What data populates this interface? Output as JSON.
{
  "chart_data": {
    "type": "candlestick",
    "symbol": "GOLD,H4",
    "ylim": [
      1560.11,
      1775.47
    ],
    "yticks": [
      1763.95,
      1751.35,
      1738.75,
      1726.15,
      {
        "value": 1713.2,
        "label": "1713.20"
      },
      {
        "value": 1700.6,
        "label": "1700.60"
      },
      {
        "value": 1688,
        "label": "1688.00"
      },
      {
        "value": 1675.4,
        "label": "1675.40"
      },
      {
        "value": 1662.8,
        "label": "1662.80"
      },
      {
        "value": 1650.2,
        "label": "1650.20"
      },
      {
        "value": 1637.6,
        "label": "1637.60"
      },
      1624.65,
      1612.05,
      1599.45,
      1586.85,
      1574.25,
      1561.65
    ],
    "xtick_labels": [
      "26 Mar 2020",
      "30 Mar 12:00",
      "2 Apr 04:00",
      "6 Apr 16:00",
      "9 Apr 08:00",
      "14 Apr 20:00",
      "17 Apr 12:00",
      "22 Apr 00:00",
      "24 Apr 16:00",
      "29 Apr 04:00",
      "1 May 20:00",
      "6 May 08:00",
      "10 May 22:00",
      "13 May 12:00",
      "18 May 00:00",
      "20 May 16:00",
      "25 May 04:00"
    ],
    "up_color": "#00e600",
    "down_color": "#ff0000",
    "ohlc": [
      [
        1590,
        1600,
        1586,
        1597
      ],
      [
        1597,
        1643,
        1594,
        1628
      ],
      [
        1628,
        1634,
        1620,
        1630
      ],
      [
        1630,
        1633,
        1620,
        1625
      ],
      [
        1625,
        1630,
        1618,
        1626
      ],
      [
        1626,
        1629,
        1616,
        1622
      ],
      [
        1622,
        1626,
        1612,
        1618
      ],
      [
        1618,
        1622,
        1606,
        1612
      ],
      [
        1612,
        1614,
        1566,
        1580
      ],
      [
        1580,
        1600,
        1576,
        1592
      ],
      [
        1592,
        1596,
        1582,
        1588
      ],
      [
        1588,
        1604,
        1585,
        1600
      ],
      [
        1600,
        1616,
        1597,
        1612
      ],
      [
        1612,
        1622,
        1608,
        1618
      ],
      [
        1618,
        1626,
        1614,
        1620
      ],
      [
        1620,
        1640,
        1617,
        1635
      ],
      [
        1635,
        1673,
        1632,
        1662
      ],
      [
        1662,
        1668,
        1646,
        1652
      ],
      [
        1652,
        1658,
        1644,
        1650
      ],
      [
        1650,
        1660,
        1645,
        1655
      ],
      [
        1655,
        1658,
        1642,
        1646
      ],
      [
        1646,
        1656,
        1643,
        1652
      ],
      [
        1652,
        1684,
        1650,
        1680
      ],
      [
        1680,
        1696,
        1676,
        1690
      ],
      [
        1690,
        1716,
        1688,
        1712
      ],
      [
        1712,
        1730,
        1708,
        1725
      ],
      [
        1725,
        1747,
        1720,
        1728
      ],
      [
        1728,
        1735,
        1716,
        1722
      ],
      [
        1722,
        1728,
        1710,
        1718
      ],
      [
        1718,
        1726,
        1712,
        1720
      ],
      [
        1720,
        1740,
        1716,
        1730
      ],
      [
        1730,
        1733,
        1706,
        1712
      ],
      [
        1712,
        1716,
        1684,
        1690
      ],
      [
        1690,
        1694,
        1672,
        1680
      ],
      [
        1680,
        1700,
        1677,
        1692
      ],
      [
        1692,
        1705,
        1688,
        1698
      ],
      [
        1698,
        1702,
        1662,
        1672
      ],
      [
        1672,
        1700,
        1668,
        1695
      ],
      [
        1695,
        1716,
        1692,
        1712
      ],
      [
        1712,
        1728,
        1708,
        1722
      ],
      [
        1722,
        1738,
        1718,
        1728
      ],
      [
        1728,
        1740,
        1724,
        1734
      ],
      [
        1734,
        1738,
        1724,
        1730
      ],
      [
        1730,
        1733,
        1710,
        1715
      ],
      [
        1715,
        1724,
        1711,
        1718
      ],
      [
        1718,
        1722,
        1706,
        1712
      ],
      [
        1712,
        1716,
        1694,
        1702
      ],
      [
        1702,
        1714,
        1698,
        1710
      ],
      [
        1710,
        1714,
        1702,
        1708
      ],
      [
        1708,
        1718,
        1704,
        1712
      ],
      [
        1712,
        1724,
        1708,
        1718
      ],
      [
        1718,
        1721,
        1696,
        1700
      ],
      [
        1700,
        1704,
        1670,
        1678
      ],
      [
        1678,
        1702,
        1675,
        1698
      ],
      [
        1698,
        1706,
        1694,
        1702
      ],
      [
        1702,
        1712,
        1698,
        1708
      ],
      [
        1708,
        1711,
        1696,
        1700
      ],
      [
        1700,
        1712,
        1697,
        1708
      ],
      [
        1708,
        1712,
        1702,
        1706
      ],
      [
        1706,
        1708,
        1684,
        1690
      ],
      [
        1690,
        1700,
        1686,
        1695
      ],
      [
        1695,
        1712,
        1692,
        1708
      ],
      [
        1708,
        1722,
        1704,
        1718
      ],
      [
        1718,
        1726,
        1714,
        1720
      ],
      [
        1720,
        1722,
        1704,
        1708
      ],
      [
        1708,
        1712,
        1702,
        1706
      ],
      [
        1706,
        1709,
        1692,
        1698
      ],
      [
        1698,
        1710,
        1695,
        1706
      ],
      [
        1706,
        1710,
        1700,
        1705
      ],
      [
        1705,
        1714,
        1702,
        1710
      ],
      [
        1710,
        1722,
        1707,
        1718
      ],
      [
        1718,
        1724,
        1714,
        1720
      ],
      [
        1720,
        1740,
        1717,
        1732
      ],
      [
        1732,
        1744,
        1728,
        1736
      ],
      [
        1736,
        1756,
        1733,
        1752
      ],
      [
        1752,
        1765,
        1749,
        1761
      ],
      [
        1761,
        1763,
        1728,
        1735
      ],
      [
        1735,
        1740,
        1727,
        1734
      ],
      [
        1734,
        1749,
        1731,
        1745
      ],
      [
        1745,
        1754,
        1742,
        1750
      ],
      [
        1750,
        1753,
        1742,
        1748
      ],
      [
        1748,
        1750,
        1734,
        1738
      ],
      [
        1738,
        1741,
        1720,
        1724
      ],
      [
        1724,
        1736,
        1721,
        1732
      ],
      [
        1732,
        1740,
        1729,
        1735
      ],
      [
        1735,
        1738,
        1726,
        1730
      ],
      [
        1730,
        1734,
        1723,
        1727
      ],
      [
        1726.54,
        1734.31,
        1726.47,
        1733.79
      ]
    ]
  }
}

**Problem statement:** Find the word "value" in the material, then list each line that holds it.

**Correct response:**
        "value": 1713.2,
        "value": 1700.6,
        "value": 1688,
        "value": 1675.4,
        "value": 1662.8,
        "value": 1650.2,
        "value": 1637.6,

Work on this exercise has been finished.